[BEGIN]
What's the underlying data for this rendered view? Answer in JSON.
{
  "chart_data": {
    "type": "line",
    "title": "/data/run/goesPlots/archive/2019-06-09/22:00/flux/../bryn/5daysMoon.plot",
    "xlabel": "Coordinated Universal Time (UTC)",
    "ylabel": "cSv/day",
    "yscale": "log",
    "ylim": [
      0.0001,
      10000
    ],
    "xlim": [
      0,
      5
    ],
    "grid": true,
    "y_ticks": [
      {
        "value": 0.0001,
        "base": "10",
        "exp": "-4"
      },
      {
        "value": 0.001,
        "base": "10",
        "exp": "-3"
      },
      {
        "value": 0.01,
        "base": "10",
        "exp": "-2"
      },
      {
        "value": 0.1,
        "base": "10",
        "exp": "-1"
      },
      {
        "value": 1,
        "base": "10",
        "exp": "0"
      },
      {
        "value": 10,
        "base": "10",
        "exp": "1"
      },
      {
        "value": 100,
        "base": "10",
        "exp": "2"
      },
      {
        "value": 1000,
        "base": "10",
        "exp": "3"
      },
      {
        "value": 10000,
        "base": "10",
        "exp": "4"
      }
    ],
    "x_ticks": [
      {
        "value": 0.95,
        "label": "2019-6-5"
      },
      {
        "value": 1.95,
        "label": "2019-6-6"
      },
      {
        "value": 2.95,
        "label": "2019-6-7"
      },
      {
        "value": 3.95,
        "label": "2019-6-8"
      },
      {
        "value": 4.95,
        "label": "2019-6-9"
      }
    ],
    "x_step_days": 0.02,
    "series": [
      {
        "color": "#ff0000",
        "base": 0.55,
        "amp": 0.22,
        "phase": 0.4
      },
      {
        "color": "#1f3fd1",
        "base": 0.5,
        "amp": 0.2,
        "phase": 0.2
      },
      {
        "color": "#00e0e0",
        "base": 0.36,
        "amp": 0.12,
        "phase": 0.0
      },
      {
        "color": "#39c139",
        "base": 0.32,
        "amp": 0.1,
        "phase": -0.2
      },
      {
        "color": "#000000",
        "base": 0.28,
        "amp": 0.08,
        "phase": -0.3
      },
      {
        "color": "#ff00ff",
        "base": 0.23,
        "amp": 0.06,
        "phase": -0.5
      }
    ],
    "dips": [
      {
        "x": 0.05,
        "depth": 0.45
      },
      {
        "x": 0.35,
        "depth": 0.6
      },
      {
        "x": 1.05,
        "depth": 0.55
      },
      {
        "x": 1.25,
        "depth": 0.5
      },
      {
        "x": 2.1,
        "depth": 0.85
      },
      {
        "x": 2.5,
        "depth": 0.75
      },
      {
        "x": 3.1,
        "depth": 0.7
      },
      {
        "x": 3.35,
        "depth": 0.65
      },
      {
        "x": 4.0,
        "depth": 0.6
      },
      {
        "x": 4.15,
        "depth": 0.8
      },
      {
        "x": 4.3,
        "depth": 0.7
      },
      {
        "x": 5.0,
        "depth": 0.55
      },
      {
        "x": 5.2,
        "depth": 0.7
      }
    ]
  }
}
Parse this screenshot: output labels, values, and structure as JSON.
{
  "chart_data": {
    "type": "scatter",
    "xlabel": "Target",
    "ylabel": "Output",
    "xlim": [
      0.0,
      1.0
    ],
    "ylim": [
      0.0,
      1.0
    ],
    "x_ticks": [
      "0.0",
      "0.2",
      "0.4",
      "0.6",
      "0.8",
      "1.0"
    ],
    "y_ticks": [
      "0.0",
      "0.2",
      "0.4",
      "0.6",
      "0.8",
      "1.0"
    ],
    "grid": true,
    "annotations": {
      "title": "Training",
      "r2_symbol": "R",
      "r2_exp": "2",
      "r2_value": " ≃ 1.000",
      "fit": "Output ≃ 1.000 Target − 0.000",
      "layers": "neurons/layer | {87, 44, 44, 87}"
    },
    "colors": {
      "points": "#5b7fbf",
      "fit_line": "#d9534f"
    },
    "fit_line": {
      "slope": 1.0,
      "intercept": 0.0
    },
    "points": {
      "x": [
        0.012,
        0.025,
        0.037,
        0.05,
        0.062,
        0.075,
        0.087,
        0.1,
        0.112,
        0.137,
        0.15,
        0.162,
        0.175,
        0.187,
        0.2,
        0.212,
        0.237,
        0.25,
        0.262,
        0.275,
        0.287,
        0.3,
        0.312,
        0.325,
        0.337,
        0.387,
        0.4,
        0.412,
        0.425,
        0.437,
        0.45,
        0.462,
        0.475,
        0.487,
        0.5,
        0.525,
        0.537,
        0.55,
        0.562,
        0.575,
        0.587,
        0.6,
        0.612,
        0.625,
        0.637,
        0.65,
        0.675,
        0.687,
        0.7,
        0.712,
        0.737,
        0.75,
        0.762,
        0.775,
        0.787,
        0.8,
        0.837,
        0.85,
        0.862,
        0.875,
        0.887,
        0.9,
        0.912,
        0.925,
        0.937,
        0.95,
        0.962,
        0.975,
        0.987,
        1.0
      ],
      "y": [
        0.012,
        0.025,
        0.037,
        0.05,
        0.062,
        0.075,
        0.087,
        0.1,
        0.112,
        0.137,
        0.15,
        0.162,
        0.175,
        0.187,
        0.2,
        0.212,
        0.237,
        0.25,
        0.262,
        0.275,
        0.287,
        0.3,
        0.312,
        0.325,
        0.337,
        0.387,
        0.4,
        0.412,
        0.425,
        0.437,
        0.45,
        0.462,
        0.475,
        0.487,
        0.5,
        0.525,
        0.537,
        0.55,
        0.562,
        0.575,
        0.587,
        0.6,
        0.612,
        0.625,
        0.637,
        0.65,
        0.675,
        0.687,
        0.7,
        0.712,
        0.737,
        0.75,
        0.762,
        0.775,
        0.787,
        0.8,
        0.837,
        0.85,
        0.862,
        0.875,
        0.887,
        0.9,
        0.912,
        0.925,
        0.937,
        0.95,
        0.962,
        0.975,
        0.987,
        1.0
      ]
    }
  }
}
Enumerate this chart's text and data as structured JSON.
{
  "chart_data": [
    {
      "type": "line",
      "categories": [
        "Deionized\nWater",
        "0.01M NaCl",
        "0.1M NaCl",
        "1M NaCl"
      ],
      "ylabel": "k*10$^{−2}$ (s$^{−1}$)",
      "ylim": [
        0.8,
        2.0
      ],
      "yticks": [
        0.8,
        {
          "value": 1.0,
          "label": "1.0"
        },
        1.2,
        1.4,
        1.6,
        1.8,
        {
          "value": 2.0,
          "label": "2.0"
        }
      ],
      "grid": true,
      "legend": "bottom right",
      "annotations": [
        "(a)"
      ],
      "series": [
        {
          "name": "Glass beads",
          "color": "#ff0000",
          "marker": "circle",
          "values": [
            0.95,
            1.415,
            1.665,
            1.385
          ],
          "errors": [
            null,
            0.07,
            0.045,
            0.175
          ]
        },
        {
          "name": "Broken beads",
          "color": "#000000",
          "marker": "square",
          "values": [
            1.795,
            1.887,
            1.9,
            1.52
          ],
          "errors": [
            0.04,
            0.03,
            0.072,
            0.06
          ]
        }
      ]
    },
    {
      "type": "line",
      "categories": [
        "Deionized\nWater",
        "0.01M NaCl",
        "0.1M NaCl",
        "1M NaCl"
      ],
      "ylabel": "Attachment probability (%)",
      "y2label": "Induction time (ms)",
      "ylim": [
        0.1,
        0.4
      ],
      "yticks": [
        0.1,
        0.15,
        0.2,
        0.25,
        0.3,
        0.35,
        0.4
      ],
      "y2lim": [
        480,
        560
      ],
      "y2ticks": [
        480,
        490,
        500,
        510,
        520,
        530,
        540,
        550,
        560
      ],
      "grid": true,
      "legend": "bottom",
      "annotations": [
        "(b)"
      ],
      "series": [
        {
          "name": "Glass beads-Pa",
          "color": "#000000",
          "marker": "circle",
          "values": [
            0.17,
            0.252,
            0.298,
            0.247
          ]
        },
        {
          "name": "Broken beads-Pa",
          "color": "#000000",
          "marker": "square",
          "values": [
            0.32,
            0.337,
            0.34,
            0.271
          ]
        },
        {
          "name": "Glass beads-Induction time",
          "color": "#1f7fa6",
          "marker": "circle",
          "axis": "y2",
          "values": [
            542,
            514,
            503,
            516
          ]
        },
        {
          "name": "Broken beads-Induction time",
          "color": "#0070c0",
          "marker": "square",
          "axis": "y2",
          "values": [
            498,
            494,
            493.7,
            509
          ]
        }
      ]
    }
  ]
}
[END]
## OBJECTIVE
Find the word "Glass" in the data and copy out each line where it turns up.

## RESPONSE TO THIS TASK
          "name": "Glass beads",
          "name": "Glass beads-Pa",
          "name": "Glass beads-Induction time",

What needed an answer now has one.